WHAT IS REQUIRED: Copy the data precisely, keeping every character.
──────── DATA PROVIDED
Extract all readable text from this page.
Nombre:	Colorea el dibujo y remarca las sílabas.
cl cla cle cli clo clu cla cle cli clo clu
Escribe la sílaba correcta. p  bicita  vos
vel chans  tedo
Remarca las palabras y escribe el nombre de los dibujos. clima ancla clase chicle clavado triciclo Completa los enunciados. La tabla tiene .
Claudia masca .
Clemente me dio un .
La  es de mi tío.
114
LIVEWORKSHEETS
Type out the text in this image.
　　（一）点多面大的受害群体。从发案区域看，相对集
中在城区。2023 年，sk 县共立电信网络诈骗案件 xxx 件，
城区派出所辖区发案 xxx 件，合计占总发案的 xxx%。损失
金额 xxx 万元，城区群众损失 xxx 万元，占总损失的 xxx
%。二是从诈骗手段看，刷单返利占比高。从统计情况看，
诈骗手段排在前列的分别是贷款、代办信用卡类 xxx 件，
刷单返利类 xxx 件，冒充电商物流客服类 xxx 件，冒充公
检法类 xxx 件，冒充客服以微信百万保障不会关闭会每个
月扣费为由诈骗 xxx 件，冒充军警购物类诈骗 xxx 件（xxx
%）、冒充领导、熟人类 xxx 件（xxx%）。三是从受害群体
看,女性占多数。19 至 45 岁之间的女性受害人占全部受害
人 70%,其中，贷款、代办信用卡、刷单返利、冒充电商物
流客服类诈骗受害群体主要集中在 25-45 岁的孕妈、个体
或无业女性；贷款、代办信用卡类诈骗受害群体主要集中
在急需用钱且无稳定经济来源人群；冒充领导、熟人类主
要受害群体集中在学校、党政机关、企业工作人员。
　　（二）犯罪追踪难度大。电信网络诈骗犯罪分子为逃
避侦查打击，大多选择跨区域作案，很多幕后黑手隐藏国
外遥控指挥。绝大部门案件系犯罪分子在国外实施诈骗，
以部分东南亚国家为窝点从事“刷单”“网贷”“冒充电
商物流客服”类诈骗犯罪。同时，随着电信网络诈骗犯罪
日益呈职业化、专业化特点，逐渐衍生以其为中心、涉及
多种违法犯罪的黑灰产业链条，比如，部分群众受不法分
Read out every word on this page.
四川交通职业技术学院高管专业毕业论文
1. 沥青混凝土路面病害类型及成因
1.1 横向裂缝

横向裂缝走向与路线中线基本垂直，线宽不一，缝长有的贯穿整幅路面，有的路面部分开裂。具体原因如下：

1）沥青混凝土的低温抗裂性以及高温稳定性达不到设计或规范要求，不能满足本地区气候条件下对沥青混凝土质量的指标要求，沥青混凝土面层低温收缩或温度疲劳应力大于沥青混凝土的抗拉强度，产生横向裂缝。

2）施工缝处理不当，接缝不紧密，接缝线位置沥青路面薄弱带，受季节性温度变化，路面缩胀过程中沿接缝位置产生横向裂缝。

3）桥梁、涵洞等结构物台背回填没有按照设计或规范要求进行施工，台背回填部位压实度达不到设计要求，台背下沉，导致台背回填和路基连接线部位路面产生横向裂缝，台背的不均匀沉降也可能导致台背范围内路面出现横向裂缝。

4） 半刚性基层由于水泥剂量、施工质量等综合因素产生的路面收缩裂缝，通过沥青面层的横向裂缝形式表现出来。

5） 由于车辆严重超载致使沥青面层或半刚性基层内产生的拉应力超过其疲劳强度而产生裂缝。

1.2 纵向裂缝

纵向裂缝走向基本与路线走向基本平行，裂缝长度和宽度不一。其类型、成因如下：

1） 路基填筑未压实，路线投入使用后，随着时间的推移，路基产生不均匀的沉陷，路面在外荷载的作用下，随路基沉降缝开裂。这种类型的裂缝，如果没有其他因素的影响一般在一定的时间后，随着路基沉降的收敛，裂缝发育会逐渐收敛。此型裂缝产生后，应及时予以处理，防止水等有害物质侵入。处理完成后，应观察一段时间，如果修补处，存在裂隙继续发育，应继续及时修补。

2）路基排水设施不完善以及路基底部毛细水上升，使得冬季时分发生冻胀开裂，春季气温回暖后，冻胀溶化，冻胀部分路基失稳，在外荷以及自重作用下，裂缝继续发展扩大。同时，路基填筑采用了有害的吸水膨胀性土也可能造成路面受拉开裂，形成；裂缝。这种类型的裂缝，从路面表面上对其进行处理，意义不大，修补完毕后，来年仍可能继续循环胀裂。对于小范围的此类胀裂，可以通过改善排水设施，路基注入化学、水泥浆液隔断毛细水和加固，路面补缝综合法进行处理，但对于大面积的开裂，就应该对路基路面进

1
────────────────
RESULT BELOW:
Extract all readable text from this page.
Nombre:	Colorea el dibujo y remarca las sílabas.
cl cla cle cli clo clu cla cle cli clo clu
Escribe la sílaba correcta. p  bicita  vos
vel chans  tedo
Remarca las palabras y escribe el nombre de los dibujos. clima ancla clase chicle clavado triciclo Completa los enunciados. La tabla tiene .
Claudia masca .
Clemente me dio un .
La  es de mi tío.
114
LIVEWORKSHEETS
Type out the text in this image.
　　（一）点多面大的受害群体。从发案区域看，相对集
中在城区。2023 年，sk 县共立电信网络诈骗案件 xxx 件，
城区派出所辖区发案 xxx 件，合计占总发案的 xxx%。损失
金额 xxx 万元，城区群众损失 xxx 万元，占总损失的 xxx
%。二是从诈骗手段看，刷单返利占比高。从统计情况看，
诈骗手段排在前列的分别是贷款、代办信用卡类 xxx 件，
刷单返利类 xxx 件，冒充电商物流客服类 xxx 件，冒充公
检法类 xxx 件，冒充客服以微信百万保障不会关闭会每个
月扣费为由诈骗 xxx 件，冒充军警购物类诈骗 xxx 件（xxx
%）、冒充领导、熟人类 xxx 件（xxx%）。三是从受害群体
看,女性占多数。19 至 45 岁之间的女性受害人占全部受害
人 70%,其中，贷款、代办信用卡、刷单返利、冒充电商物
流客服类诈骗受害群体主要集中在 25-45 岁的孕妈、个体
或无业女性；贷款、代办信用卡类诈骗受害群体主要集中
在急需用钱且无稳定经济来源人群；冒充领导、熟人类主
要受害群体集中在学校、党政机关、企业工作人员。
　　（二）犯罪追踪难度大。电信网络诈骗犯罪分子为逃
避侦查打击，大多选择跨区域作案，很多幕后黑手隐藏国
外遥控指挥。绝大部门案件系犯罪分子在国外实施诈骗，
以部分东南亚国家为窝点从事“刷单”“网贷”“冒充电
商物流客服”类诈骗犯罪。同时，随着电信网络诈骗犯罪
日益呈职业化、专业化特点，逐渐衍生以其为中心、涉及
多种违法犯罪的黑灰产业链条，比如，部分群众受不法分
Read out every word on this page.
四川交通职业技术学院高管专业毕业论文
1. 沥青混凝土路面病害类型及成因
1.1 横向裂缝

横向裂缝走向与路线中线基本垂直，线宽不一，缝长有的贯穿整幅路面，有的路面部分开裂。具体原因如下：

1）沥青混凝土的低温抗裂性以及高温稳定性达不到设计或规范要求，不能满足本地区气候条件下对沥青混凝土质量的指标要求，沥青混凝土面层低温收缩或温度疲劳应力大于沥青混凝土的抗拉强度，产生横向裂缝。

2）施工缝处理不当，接缝不紧密，接缝线位置沥青路面薄弱带，受季节性温度变化，路面缩胀过程中沿接缝位置产生横向裂缝。

3）桥梁、涵洞等结构物台背回填没有按照设计或规范要求进行施工，台背回填部位压实度达不到设计要求，台背下沉，导致台背回填和路基连接线部位路面产生横向裂缝，台背的不均匀沉降也可能导致台背范围内路面出现横向裂缝。

4） 半刚性基层由于水泥剂量、施工质量等综合因素产生的路面收缩裂缝，通过沥青面层的横向裂缝形式表现出来。

5） 由于车辆严重超载致使沥青面层或半刚性基层内产生的拉应力超过其疲劳强度而产生裂缝。

1.2 纵向裂缝

纵向裂缝走向基本与路线走向基本平行，裂缝长度和宽度不一。其类型、成因如下：

1） 路基填筑未压实，路线投入使用后，随着时间的推移，路基产生不均匀的沉陷，路面在外荷载的作用下，随路基沉降缝开裂。这种类型的裂缝，如果没有其他因素的影响一般在一定的时间后，随着路基沉降的收敛，裂缝发育会逐渐收敛。此型裂缝产生后，应及时予以处理，防止水等有害物质侵入。处理完成后，应观察一段时间，如果修补处，存在裂隙继续发育，应继续及时修补。

2）路基排水设施不完善以及路基底部毛细水上升，使得冬季时分发生冻胀开裂，春季气温回暖后，冻胀溶化，冻胀部分路基失稳，在外荷以及自重作用下，裂缝继续发展扩大。同时，路基填筑采用了有害的吸水膨胀性土也可能造成路面受拉开裂，形成；裂缝。这种类型的裂缝，从路面表面上对其进行处理，意义不大，修补完毕后，来年仍可能继续循环胀裂。对于小范围的此类胀裂，可以通过改善排水设施，路基注入化学、水泥浆液隔断毛细水和加固，路面补缝综合法进行处理，但对于大面积的开裂，就应该对路基路面进

1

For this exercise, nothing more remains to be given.